**Passage shown**:
===============

The results of an experiment or survey that sampled women only may be
different from the results if men were included.
Because it is usually impossible to test every subject in a whole
population, only a small portion (a "sample") of the entire population is
tested. For the most accurate estimation of the whole population, it is
best if the subjects in an experiment are selected at random. This means that everyone in the population has
an equal chance of being in the experiment. In this way the results from
the sample group are used to estimate what would happen within the whole
population. Example populations that researchers might sample
include: middle school students, parents, cats, or computer users.
It is also important that there are enough subjects in the sample group to
make meaningful statements about the results. Do you think that an
average coming from 3 people is better or worse than an average coming
from 100 people? The accuracy of the sample data is dependent on the size
of the sample: in general, a larger sample group will provide a more
accurate "picture" of the population.
"Blind" Testing
It may be the case that people in an experiment and researchers may
consciously or unconsciously influence ("bias") the results of an
experiment when they know too much about the subjects in their groups.
People may try to please the researcher with a particular type of
response if they know what treatment they have received. A researcher may
unconsciously treat subjects differently if he or she knows which
treatment a subject has received.
What would happen if an researcher knew which people received a drug for
pain and which people got a fake pill filled only with sugar? It is
possible that the researcher may influence the subjects to respond in
different ways. Perhaps the researcher would treat the subjects
differently knowing what treatment each subject received. If a person
knew he or she was only getting a sugar pill and not a pain killer, it is
possible that they would think, "Hey, of course this will not get rid of
my pain." On the other hand, if the person, knew that they were
receiving
a drug, they might think, "Hey, the Doc is giving me a drug that is sure
to cure me." Knowing what "should happen" may change the results of the
experiment.
To eliminate this
possibility, it is important that experiments be performed "blind". This means that the subject will not know the
treatment that he or she is receiving. A "double blind" experiment is one
in which both the researcher and the subject do not know what group the
subject is in. In this way, the subjects and researchers cannot
influence the results because they do not have any expectations about how
each subject should perform. When all of the data have been collected,
then the researchers and subjects can be told which group they were
in.

===============

**Exercise prompt**:
According to the passage on sampling and blind testing, what is a "double blind" experiment? The material that comes next is taken from a separate source.

**Supplied information**:
===============

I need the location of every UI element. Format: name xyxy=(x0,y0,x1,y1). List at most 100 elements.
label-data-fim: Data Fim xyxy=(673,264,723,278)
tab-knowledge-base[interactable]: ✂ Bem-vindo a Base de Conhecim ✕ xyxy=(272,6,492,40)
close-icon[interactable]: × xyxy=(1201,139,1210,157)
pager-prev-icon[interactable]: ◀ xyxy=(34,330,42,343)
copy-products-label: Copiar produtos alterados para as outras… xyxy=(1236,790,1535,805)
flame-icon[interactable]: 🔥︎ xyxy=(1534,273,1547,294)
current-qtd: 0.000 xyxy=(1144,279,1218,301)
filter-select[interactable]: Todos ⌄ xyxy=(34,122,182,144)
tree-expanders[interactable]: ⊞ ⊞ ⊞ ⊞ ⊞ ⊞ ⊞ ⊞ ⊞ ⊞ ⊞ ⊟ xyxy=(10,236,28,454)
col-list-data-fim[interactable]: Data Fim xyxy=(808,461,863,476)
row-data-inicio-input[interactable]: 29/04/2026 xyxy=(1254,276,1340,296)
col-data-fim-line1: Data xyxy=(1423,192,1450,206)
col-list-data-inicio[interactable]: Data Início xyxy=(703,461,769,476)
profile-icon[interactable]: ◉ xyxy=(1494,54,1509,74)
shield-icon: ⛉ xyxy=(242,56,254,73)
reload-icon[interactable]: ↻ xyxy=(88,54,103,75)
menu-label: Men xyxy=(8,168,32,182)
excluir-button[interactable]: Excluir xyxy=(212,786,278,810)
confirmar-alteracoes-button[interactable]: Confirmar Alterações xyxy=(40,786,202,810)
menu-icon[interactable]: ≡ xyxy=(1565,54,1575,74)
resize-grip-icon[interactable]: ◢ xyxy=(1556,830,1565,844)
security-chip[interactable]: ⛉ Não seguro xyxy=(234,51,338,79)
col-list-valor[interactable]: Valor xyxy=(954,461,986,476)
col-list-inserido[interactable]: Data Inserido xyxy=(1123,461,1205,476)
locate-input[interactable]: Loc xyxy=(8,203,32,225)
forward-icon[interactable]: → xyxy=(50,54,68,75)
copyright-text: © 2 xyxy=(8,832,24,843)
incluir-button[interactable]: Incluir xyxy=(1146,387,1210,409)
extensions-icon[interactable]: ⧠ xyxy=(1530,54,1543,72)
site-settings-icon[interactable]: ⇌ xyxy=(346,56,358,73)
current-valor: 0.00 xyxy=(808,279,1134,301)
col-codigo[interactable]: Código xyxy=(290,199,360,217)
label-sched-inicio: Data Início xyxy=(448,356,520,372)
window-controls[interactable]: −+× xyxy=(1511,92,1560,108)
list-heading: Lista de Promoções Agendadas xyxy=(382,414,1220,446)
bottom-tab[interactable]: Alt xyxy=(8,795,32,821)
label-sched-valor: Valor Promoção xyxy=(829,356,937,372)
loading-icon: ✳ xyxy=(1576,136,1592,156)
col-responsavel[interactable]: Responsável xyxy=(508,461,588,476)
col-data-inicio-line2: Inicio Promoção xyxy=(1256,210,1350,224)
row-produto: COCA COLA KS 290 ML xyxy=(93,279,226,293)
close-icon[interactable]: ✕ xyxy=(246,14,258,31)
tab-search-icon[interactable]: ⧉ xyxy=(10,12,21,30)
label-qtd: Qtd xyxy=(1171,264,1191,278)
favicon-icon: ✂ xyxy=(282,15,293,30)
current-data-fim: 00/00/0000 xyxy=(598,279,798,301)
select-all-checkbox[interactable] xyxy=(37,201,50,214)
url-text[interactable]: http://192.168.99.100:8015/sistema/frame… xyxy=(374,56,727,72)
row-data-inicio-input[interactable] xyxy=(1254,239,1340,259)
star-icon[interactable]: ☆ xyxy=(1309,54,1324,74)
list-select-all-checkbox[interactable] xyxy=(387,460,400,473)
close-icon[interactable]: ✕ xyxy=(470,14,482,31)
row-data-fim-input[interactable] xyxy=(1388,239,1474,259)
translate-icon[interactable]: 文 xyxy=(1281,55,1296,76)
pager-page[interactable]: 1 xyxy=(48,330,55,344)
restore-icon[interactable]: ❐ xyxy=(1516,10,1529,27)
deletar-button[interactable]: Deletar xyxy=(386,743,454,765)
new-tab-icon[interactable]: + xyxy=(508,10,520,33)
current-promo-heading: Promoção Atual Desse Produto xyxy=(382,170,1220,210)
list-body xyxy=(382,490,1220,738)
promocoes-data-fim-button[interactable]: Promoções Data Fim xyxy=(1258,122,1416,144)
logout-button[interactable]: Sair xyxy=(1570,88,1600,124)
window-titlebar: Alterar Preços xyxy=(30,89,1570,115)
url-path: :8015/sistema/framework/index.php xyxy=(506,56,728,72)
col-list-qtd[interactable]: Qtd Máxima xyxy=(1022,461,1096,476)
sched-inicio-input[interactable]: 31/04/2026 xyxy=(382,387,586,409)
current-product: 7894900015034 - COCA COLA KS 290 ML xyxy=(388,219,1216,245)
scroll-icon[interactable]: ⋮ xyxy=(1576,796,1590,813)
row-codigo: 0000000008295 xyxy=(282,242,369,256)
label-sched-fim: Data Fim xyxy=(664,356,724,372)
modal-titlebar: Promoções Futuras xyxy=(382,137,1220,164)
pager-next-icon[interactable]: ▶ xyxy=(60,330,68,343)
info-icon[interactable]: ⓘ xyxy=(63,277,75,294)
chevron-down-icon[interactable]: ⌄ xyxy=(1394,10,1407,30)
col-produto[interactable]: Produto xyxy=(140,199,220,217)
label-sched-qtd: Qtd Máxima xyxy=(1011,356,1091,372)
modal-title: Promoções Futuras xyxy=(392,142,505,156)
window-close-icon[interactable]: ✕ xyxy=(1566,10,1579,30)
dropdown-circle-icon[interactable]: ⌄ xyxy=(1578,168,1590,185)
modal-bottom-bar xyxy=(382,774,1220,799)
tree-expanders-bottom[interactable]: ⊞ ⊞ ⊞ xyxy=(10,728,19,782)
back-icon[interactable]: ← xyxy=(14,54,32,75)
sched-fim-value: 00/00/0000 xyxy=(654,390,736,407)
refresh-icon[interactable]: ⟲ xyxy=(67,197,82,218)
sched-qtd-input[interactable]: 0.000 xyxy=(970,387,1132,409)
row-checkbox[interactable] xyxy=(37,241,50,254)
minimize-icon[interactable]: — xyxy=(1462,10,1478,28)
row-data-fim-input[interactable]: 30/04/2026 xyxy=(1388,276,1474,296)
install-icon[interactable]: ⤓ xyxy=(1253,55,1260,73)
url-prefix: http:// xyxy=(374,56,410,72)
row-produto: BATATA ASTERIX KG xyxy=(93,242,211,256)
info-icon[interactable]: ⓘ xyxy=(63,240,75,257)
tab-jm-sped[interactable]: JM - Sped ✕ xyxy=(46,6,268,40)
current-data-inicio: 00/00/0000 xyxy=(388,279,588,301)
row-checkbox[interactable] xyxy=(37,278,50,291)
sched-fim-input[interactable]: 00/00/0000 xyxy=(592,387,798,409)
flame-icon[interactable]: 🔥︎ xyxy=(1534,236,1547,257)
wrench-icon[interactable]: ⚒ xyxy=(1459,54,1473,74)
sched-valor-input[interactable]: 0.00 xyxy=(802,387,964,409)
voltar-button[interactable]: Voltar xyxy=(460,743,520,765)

===============

**Solution**:
It is an experiment in which both the researcher and the subject do not know what group the subject is in.